- **Written instruction**: Count the lines in the records below that contain the string "legend", and reply with the number alone.

- **Records to use**:

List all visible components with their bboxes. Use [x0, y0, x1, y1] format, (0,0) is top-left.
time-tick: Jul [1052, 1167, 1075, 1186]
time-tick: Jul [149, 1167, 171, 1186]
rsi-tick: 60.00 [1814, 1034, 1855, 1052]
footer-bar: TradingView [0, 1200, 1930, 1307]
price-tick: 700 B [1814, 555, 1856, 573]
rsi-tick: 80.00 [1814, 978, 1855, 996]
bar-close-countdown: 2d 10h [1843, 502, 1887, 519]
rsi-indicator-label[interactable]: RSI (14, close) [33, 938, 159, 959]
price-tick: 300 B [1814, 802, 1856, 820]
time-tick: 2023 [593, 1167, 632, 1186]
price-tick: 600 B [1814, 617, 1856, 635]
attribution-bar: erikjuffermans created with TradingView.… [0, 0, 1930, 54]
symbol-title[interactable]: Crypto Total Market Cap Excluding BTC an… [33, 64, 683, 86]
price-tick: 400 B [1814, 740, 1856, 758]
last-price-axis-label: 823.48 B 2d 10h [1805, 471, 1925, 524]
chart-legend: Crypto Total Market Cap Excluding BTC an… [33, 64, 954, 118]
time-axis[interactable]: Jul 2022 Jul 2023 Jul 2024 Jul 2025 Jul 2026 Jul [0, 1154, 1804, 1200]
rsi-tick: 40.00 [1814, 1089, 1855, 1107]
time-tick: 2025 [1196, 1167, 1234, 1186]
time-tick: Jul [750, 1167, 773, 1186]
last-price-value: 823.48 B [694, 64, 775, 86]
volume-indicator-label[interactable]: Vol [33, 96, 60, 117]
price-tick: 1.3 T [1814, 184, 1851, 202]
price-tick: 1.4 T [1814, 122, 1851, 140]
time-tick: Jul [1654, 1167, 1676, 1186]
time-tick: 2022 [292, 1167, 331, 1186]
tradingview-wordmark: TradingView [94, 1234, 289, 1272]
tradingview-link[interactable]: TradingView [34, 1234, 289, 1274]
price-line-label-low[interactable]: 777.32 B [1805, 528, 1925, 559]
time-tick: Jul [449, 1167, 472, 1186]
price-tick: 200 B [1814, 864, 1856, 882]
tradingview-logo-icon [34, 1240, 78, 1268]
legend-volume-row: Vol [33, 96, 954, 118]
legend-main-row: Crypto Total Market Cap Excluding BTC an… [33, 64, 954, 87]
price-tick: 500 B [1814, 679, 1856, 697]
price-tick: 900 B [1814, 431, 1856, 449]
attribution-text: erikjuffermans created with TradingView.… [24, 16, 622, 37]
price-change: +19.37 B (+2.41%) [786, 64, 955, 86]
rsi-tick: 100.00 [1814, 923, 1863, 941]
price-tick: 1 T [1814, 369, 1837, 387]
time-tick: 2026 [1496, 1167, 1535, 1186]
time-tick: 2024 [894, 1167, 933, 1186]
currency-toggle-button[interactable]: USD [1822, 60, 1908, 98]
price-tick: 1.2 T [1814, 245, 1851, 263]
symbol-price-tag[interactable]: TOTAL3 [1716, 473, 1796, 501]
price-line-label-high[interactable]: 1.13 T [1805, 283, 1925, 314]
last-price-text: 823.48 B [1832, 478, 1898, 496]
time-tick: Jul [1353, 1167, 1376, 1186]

- **Written reply**: 3